=== What you will do ===
Every record below is to be retyped exactly.

=== Records shown ===
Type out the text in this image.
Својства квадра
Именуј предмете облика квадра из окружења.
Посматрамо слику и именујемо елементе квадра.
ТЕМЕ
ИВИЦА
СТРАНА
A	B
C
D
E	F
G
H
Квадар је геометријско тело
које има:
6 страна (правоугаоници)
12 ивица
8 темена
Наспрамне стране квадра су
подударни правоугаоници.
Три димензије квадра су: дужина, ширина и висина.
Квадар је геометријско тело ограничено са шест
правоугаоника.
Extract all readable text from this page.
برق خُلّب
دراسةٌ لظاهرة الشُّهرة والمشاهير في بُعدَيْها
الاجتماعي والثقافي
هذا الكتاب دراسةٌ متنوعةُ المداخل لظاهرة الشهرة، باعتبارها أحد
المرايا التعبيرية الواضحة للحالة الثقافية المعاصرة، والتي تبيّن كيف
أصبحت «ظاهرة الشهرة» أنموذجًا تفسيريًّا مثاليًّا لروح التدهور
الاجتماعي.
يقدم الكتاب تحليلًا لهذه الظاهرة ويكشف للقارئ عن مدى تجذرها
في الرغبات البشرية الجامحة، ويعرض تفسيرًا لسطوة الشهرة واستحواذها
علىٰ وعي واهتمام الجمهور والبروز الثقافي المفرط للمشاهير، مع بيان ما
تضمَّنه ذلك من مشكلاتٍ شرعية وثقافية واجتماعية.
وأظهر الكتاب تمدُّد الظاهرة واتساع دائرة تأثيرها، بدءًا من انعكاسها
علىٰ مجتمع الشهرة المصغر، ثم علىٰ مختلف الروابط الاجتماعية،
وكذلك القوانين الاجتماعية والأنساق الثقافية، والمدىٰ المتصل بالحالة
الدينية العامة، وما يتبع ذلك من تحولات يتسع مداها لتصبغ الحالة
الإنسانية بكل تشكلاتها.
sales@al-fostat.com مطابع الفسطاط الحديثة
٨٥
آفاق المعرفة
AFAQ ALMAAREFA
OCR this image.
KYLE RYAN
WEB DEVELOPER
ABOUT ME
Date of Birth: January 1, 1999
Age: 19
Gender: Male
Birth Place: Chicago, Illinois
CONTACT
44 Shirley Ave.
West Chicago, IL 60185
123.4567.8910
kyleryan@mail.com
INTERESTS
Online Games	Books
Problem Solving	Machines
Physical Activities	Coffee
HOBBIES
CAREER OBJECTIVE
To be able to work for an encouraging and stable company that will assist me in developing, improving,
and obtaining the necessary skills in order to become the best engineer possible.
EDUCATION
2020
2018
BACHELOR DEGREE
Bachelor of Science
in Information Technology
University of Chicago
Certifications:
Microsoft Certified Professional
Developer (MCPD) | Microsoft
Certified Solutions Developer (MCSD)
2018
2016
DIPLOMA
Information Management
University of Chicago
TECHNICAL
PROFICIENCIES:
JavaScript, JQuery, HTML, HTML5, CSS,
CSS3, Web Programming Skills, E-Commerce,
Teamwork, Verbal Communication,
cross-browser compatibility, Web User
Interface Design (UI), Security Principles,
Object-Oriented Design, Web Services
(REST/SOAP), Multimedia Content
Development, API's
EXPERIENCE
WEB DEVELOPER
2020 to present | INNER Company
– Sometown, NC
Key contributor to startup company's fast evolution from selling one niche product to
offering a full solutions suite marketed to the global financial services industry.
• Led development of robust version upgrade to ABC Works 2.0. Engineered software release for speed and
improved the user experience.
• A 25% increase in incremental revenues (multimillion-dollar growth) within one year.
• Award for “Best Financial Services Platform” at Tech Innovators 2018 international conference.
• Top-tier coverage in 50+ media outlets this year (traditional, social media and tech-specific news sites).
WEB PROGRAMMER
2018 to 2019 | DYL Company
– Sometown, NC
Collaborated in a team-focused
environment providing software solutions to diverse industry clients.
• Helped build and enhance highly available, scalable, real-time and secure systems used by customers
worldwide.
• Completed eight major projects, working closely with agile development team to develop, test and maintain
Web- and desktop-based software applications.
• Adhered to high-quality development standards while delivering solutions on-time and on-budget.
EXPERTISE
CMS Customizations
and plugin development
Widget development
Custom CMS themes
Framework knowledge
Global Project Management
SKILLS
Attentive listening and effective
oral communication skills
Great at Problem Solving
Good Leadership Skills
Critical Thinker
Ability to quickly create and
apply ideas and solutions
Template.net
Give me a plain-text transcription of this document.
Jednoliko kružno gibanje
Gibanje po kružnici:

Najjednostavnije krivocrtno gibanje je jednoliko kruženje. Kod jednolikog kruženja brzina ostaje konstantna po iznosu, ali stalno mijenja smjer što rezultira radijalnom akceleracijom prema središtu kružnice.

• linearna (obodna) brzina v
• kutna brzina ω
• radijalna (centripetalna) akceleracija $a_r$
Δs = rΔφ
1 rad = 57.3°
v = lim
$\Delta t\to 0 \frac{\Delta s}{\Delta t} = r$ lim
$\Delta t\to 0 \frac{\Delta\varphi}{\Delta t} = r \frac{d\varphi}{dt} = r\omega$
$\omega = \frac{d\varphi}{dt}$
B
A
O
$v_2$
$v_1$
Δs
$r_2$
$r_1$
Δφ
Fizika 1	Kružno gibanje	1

=== Reply ===
Type out the text in this image.
Својства квадра
Именуј предмете облика квадра из окружења.
Посматрамо слику и именујемо елементе квадра.
ТЕМЕ
ИВИЦА
СТРАНА
A	B
C
D
E	F
G
H
Квадар је геометријско тело
које има:
6 страна (правоугаоници)
12 ивица
8 темена
Наспрамне стране квадра су
подударни правоугаоници.
Три димензије квадра су: дужина, ширина и висина.
Квадар је геометријско тело ограничено са шест
правоугаоника.
Extract all readable text from this page.
برق خُلّب
دراسةٌ لظاهرة الشُّهرة والمشاهير في بُعدَيْها
الاجتماعي والثقافي
هذا الكتاب دراسةٌ متنوعةُ المداخل لظاهرة الشهرة، باعتبارها أحد
المرايا التعبيرية الواضحة للحالة الثقافية المعاصرة، والتي تبيّن كيف
أصبحت «ظاهرة الشهرة» أنموذجًا تفسيريًّا مثاليًّا لروح التدهور
الاجتماعي.
يقدم الكتاب تحليلًا لهذه الظاهرة ويكشف للقارئ عن مدى تجذرها
في الرغبات البشرية الجامحة، ويعرض تفسيرًا لسطوة الشهرة واستحواذها
علىٰ وعي واهتمام الجمهور والبروز الثقافي المفرط للمشاهير، مع بيان ما
تضمَّنه ذلك من مشكلاتٍ شرعية وثقافية واجتماعية.
وأظهر الكتاب تمدُّد الظاهرة واتساع دائرة تأثيرها، بدءًا من انعكاسها
علىٰ مجتمع الشهرة المصغر، ثم علىٰ مختلف الروابط الاجتماعية،
وكذلك القوانين الاجتماعية والأنساق الثقافية، والمدىٰ المتصل بالحالة
الدينية العامة، وما يتبع ذلك من تحولات يتسع مداها لتصبغ الحالة
الإنسانية بكل تشكلاتها.
sales@al-fostat.com مطابع الفسطاط الحديثة
٨٥
آفاق المعرفة
AFAQ ALMAAREFA
OCR this image.
KYLE RYAN
WEB DEVELOPER
ABOUT ME
Date of Birth: January 1, 1999
Age: 19
Gender: Male
Birth Place: Chicago, Illinois
CONTACT
44 Shirley Ave.
West Chicago, IL 60185
123.4567.8910
kyleryan@mail.com
INTERESTS
Online Games	Books
Problem Solving	Machines
Physical Activities	Coffee
HOBBIES
CAREER OBJECTIVE
To be able to work for an encouraging and stable company that will assist me in developing, improving,
and obtaining the necessary skills in order to become the best engineer possible.
EDUCATION
2020
2018
BACHELOR DEGREE
Bachelor of Science
in Information Technology
University of Chicago
Certifications:
Microsoft Certified Professional
Developer (MCPD) | Microsoft
Certified Solutions Developer (MCSD)
2018
2016
DIPLOMA
Information Management
University of Chicago
TECHNICAL
PROFICIENCIES:
JavaScript, JQuery, HTML, HTML5, CSS,
CSS3, Web Programming Skills, E-Commerce,
Teamwork, Verbal Communication,
cross-browser compatibility, Web User
Interface Design (UI), Security Principles,
Object-Oriented Design, Web Services
(REST/SOAP), Multimedia Content
Development, API's
EXPERIENCE
WEB DEVELOPER
2020 to present | INNER Company
– Sometown, NC
Key contributor to startup company's fast evolution from selling one niche product to
offering a full solutions suite marketed to the global financial services industry.
• Led development of robust version upgrade to ABC Works 2.0. Engineered software release for speed and
improved the user experience.
• A 25% increase in incremental revenues (multimillion-dollar growth) within one year.
• Award for “Best Financial Services Platform” at Tech Innovators 2018 international conference.
• Top-tier coverage in 50+ media outlets this year (traditional, social media and tech-specific news sites).
WEB PROGRAMMER
2018 to 2019 | DYL Company
– Sometown, NC
Collaborated in a team-focused
environment providing software solutions to diverse industry clients.
• Helped build and enhance highly available, scalable, real-time and secure systems used by customers
worldwide.
• Completed eight major projects, working closely with agile development team to develop, test and maintain
Web- and desktop-based software applications.
• Adhered to high-quality development standards while delivering solutions on-time and on-budget.
EXPERTISE
CMS Customizations
and plugin development
Widget development
Custom CMS themes
Framework knowledge
Global Project Management
SKILLS
Attentive listening and effective
oral communication skills
Great at Problem Solving
Good Leadership Skills
Critical Thinker
Ability to quickly create and
apply ideas and solutions
Template.net
Give me a plain-text transcription of this document.
Jednoliko kružno gibanje
Gibanje po kružnici:

Najjednostavnije krivocrtno gibanje je jednoliko kruženje. Kod jednolikog kruženja brzina ostaje konstantna po iznosu, ali stalno mijenja smjer što rezultira radijalnom akceleracijom prema središtu kružnice.

• linearna (obodna) brzina v
• kutna brzina ω
• radijalna (centripetalna) akceleracija $a_r$
Δs = rΔφ
1 rad = 57.3°
v = lim
$\Delta t\to 0 \frac{\Delta s}{\Delta t} = r$ lim
$\Delta t\to 0 \frac{\Delta\varphi}{\Delta t} = r \frac{d\varphi}{dt} = r\omega$
$\omega = \frac{d\varphi}{dt}$
B
A
O
$v_2$
$v_1$
Δs
$r_2$
$r_1$
Δφ
Fizika 1	Kružno gibanje	1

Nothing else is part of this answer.